### EXTRAIT DE TEXTE
Les États-Unis ne creusent pas de puits ; ils fixent les prix et alimentent les conflits. L’Afghanistan possède du lithium, l’Irak du pétrole, l’Ukraine du blé et de l’uranium. Rien n’est une coïncidence.
9. La Russie, l’énergie, l’alimentation et la survie
• 17 % du gaz mondial, 12 % de son pétrole, 20 % de son blé, 8 % de son uranium, 9 % de son nickel.
• Produit 70 millions de tonnes de céréales stratégiques.
• Dans le nickel, Nornickel est l’une des principales entreprises mondiales.
• Rosatom contrôle l’exportation de la technologie nucléaire.
• Le blocus occidental a reconfiguré sa carte : plus d’échanges avec la Chine, l’Inde, l’Iran, la Turquie et le Brésil.

### Extraits du jeu de données
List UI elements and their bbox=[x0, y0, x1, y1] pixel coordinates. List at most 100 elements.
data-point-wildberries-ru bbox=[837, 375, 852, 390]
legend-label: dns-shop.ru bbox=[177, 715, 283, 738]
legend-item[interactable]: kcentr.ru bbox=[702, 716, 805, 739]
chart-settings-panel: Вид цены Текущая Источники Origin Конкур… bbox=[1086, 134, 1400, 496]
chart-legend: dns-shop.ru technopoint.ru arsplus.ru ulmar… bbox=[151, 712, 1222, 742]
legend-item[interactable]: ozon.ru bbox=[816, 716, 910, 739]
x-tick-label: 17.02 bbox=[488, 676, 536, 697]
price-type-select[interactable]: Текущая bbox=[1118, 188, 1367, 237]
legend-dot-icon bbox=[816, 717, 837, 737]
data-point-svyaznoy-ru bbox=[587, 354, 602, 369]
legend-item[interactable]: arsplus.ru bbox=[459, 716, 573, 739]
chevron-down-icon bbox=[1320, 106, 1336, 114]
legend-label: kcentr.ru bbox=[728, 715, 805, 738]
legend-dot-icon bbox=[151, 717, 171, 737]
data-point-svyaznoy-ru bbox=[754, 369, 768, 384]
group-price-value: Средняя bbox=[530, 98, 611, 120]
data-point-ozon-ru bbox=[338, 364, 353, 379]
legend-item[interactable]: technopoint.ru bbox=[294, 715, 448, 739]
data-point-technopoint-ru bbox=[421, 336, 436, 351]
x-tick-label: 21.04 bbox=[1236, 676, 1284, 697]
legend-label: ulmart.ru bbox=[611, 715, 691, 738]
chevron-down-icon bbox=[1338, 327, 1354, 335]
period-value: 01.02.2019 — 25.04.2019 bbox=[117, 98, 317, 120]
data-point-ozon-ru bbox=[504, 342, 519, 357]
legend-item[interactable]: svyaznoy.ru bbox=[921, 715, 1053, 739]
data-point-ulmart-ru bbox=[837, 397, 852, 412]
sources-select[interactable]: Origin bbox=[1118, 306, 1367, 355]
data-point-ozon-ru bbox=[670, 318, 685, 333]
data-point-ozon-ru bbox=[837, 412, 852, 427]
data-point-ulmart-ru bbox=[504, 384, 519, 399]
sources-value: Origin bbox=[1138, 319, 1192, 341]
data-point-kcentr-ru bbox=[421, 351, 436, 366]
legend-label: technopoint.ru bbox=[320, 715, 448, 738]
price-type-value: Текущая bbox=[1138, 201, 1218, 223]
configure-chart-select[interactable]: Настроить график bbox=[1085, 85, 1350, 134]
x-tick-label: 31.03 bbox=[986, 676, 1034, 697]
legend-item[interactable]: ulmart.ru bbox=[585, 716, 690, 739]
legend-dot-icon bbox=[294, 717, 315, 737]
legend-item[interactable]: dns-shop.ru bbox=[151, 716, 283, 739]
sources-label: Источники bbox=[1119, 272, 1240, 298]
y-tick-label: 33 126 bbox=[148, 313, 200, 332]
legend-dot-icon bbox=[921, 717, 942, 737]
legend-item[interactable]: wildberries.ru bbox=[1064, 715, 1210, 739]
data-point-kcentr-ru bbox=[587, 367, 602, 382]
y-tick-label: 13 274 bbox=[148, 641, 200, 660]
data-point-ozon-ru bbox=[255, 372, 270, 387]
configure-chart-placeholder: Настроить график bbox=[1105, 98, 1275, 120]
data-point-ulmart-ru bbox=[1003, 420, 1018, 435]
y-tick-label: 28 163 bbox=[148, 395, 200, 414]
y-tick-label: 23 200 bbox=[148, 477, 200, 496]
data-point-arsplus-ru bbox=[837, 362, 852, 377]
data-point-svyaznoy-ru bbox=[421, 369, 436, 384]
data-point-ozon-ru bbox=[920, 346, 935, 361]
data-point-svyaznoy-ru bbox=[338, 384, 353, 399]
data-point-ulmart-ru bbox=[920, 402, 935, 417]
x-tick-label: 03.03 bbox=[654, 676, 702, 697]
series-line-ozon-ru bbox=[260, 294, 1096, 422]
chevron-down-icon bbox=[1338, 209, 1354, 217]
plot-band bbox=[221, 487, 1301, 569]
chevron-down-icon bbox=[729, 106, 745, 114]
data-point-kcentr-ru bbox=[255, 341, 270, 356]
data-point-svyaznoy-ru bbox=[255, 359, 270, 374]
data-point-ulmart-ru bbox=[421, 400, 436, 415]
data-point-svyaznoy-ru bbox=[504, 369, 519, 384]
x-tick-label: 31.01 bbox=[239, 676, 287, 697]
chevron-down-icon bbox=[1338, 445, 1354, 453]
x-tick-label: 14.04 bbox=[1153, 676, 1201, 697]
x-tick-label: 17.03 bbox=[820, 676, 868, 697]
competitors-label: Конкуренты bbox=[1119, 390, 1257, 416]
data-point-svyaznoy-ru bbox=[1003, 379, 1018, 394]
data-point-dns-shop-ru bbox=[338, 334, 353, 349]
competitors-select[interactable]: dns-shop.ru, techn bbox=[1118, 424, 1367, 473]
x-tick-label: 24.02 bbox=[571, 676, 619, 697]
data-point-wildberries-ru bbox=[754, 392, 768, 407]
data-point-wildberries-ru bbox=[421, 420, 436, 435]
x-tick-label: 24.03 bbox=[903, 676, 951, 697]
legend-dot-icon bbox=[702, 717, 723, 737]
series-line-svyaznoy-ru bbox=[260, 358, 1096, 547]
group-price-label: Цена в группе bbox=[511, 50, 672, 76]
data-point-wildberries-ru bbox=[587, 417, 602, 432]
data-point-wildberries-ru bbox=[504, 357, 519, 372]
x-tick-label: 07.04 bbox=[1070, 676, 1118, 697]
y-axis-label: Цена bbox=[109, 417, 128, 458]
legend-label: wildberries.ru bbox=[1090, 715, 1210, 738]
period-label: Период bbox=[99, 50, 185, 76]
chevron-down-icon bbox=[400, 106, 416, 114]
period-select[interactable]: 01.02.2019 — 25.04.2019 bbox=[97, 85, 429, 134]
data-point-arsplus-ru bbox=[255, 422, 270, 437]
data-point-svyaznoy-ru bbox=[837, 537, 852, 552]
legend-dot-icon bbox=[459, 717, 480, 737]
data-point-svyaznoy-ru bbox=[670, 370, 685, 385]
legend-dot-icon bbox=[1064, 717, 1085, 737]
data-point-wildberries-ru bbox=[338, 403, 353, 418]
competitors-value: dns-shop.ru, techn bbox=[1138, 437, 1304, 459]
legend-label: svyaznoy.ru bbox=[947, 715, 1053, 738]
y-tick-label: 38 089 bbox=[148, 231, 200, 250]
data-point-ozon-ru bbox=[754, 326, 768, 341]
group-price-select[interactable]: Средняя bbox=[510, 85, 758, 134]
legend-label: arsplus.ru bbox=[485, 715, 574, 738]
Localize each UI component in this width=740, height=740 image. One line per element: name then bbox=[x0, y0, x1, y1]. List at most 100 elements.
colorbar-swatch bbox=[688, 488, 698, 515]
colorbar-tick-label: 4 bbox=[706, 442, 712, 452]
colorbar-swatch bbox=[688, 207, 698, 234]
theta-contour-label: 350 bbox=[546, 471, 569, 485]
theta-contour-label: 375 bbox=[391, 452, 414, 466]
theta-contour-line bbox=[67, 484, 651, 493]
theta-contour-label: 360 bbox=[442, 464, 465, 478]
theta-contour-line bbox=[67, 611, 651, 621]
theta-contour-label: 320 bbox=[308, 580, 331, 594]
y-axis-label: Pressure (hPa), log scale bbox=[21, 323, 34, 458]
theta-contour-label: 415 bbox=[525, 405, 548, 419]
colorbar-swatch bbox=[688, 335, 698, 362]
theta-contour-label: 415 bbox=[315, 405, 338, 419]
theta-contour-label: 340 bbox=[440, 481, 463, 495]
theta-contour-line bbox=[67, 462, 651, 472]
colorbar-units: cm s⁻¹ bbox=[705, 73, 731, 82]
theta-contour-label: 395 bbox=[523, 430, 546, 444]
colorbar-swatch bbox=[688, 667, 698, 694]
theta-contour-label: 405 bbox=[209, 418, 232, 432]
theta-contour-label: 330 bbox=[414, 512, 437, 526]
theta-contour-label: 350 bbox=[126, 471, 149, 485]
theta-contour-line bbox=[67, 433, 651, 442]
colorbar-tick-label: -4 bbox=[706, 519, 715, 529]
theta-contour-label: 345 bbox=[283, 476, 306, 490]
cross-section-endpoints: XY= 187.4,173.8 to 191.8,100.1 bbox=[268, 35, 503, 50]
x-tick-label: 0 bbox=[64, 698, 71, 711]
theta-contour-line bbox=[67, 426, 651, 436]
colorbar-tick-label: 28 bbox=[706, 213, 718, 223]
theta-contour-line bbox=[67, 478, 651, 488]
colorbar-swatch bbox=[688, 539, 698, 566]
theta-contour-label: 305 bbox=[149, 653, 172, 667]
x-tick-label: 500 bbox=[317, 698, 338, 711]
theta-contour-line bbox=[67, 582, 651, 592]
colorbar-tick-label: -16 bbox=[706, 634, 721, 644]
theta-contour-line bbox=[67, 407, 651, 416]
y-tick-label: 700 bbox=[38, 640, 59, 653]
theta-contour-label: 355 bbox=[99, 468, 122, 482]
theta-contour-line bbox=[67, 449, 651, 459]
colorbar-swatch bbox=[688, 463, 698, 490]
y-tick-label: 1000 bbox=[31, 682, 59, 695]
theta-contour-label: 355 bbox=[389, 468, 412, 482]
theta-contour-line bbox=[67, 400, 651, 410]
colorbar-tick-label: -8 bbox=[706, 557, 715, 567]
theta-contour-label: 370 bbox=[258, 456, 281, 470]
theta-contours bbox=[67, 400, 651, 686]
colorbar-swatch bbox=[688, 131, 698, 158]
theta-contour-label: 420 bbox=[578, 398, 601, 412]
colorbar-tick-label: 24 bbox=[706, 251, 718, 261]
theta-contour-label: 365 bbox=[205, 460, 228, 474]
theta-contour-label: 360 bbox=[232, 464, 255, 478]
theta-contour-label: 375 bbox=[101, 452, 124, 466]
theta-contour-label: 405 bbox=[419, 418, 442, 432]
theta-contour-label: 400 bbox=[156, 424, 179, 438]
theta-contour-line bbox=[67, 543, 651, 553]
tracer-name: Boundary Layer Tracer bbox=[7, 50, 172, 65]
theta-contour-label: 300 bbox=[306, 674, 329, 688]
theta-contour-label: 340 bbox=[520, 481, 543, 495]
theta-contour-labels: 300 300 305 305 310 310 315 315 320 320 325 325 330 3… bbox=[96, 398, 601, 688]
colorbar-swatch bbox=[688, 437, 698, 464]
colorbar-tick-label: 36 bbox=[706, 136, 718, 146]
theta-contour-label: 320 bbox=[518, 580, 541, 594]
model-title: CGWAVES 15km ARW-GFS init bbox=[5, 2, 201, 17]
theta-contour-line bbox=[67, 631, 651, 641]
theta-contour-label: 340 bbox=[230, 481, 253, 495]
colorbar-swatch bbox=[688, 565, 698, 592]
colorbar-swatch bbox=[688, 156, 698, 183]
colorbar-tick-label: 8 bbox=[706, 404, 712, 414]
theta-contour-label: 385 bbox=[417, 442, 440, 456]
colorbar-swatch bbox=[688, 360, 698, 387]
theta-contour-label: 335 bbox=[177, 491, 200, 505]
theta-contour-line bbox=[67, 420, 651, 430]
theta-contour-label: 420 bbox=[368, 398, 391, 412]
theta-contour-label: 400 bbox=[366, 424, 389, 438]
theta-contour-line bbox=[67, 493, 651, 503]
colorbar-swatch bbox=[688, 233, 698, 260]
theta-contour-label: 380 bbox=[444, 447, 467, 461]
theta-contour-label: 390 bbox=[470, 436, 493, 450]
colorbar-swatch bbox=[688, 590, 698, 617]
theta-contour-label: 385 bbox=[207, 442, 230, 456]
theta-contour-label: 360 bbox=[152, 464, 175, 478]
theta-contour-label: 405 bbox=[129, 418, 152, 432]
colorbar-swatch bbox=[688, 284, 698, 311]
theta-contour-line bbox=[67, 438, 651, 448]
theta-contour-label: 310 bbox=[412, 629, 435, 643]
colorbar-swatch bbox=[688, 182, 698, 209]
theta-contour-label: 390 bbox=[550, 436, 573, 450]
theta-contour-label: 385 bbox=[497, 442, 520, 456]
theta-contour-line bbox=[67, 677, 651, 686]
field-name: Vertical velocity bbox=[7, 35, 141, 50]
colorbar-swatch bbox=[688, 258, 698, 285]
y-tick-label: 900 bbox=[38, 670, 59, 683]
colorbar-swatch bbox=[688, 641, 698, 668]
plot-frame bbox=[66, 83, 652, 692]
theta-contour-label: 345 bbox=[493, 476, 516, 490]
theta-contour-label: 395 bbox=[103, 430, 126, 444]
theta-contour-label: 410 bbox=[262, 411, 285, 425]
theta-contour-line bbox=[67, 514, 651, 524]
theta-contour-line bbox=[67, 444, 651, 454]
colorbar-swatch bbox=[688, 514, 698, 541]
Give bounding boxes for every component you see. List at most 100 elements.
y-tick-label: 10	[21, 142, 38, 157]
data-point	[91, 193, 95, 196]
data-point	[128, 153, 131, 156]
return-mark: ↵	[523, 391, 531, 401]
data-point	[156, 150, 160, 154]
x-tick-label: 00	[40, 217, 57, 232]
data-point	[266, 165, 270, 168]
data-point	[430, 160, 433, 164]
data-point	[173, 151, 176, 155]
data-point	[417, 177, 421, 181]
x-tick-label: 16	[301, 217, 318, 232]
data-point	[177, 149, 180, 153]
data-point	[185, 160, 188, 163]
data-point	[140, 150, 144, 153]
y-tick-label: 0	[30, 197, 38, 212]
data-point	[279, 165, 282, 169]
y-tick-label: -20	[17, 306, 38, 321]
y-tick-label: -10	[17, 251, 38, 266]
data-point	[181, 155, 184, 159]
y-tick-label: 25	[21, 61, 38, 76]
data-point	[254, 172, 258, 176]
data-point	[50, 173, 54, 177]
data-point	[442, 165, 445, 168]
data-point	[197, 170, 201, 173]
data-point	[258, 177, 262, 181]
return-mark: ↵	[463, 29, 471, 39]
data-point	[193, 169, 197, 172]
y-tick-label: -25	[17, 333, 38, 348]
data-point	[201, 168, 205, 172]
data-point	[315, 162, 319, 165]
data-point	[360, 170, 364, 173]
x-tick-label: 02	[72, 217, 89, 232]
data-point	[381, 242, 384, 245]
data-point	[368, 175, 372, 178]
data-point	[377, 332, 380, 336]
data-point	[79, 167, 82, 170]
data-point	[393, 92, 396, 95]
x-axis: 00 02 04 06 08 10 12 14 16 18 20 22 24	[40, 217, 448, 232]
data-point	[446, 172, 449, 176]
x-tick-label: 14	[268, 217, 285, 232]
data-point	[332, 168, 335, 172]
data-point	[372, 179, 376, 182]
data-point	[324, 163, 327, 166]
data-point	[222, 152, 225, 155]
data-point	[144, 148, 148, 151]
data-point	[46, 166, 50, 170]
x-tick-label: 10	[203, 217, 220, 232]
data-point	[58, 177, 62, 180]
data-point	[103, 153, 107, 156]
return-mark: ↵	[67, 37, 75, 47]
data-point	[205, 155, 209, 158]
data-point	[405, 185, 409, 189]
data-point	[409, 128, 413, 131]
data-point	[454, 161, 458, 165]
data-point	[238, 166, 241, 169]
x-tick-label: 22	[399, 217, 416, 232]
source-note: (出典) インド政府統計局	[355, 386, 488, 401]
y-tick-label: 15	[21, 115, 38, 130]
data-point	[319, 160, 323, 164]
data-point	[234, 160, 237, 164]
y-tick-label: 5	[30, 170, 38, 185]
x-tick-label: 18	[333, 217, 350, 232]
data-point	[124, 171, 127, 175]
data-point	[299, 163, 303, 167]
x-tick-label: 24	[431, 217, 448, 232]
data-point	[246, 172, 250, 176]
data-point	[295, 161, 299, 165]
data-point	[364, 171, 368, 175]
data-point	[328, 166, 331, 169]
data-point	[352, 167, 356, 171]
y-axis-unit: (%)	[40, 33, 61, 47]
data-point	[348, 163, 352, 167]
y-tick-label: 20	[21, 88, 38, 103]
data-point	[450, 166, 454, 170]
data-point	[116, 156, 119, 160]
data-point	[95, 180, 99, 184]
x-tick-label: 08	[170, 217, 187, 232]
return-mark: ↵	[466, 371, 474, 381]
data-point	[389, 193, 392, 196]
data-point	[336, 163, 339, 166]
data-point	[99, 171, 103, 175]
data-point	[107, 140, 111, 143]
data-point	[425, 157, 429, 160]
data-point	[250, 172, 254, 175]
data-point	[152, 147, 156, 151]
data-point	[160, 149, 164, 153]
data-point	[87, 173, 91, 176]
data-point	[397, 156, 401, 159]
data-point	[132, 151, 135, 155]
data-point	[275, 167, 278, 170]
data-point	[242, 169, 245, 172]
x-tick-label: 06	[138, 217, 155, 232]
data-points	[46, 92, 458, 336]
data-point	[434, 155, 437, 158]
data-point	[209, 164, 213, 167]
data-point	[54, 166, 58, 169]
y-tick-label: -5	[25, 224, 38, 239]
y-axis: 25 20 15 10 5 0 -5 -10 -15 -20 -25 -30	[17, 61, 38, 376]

### CONSIGNE 1
Recopiez à l'identique le passage de l'extrait sur les ressources russes qui va de « 9. La Russie, l’énergie, l’alimentation » jusqu'à « de son nickel. » inclus.
### CONSIGNE 2
Poursuivez l'extrait sur les ressources russes à partir de sa dernière phrase.

### RÉPONSE RÉDIGÉE 1
9. La Russie, l’énergie, l’alimentation et la survie
• 17 % du gaz mondial, 12 % de son pétrole, 20 % de son blé, 8 % de son uranium, 9 % de son nickel.

### RÉPONSE RÉDIGÉE 2
La Russie utilise l’énergie comme levier géopolitique et résiste non pas avec des slogans, mais avec des tonnes d’énergie.
10. Quelle est la durée de vie de ces matériaux ?
• Lithium : 30 ans de réserves mondiales (USGS, 2024)
• Cuivre à haute teneur : 40 ans
• Coltan : 20 ans
• Uranium accessible : 50 ans
• Fer : 60 ans
• Nickel : 70 ans
• Manganèse : 30 ans
• Terres rares : 25 ans
• Or pur : 20 ans
• Eau douce : 70 % déjà engagés
La planète ne s’épuisera pas, mais ses réserves, facilement disponibles, s’épuiseront. Et il n’existe aucun accord international sur la manière de les partager ou de les protéger. La transition énergétique accélère la demande, mais elle ne change pas le modèle : il reste extractif, inégalitaire et suicidaire.
11. Le peuple attend toujours
• À Jujuy, les communautés indigènes résistent à l’expansion du lithium sans consultation.
• À Calama, les travailleurs du cuivre exigent un réinvestissement dans leurs territoires.
• Au Niger, les enfants étudient dans le noir pendant que leur uranium illumine Paris.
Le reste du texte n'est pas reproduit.